Material for the task
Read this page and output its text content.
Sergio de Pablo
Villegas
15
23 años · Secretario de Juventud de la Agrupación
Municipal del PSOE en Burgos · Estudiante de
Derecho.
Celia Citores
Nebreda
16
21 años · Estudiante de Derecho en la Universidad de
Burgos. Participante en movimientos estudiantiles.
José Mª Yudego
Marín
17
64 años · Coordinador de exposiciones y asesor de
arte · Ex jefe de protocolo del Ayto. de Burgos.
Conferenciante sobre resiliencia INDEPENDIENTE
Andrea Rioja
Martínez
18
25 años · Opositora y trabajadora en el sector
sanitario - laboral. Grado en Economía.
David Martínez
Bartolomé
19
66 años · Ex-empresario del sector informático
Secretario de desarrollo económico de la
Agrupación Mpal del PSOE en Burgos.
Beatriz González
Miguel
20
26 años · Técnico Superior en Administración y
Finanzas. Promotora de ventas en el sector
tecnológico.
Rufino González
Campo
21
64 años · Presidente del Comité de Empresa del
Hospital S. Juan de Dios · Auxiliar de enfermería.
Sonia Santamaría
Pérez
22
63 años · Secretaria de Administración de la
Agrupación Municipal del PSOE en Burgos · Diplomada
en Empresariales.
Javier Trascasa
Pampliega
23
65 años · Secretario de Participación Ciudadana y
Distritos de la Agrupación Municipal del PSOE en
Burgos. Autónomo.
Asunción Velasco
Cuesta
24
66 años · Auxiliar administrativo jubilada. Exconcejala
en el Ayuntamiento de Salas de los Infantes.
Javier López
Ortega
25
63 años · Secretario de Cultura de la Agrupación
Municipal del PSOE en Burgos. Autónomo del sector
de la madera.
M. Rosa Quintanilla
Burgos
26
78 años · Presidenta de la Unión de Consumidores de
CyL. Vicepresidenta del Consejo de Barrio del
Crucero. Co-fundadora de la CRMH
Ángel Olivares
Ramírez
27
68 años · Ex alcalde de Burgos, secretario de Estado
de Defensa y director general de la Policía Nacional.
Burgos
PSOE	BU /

Exercise aim
Set down the entries above again, word for word.

Completed task
Read this page and output its text content.
Sergio de Pablo
Villegas
15
23 años · Secretario de Juventud de la Agrupación
Municipal del PSOE en Burgos · Estudiante de
Derecho.
Celia Citores
Nebreda
16
21 años · Estudiante de Derecho en la Universidad de
Burgos. Participante en movimientos estudiantiles.
José Mª Yudego
Marín
17
64 años · Coordinador de exposiciones y asesor de
arte · Ex jefe de protocolo del Ayto. de Burgos.
Conferenciante sobre resiliencia INDEPENDIENTE
Andrea Rioja
Martínez
18
25 años · Opositora y trabajadora en el sector
sanitario - laboral. Grado en Economía.
David Martínez
Bartolomé
19
66 años · Ex-empresario del sector informático
Secretario de desarrollo económico de la
Agrupación Mpal del PSOE en Burgos.
Beatriz González
Miguel
20
26 años · Técnico Superior en Administración y
Finanzas. Promotora de ventas en el sector
tecnológico.
Rufino González
Campo
21
64 años · Presidente del Comité de Empresa del
Hospital S. Juan de Dios · Auxiliar de enfermería.
Sonia Santamaría
Pérez
22
63 años · Secretaria de Administración de la
Agrupación Municipal del PSOE en Burgos · Diplomada
en Empresariales.
Javier Trascasa
Pampliega
23
65 años · Secretario de Participación Ciudadana y
Distritos de la Agrupación Municipal del PSOE en
Burgos. Autónomo.
Asunción Velasco
Cuesta
24
66 años · Auxiliar administrativo jubilada. Exconcejala
en el Ayuntamiento de Salas de los Infantes.
Javier López
Ortega
25
63 años · Secretario de Cultura de la Agrupación
Municipal del PSOE en Burgos. Autónomo del sector
de la madera.
M. Rosa Quintanilla
Burgos
26
78 años · Presidenta de la Unión de Consumidores de
CyL. Vicepresidenta del Consejo de Barrio del
Crucero. Co-fundadora de la CRMH
Ángel Olivares
Ramírez
27
68 años · Ex alcalde de Burgos, secretario de Estado
de Defensa y director general de la Policía Nacional.
Burgos
PSOE	BU /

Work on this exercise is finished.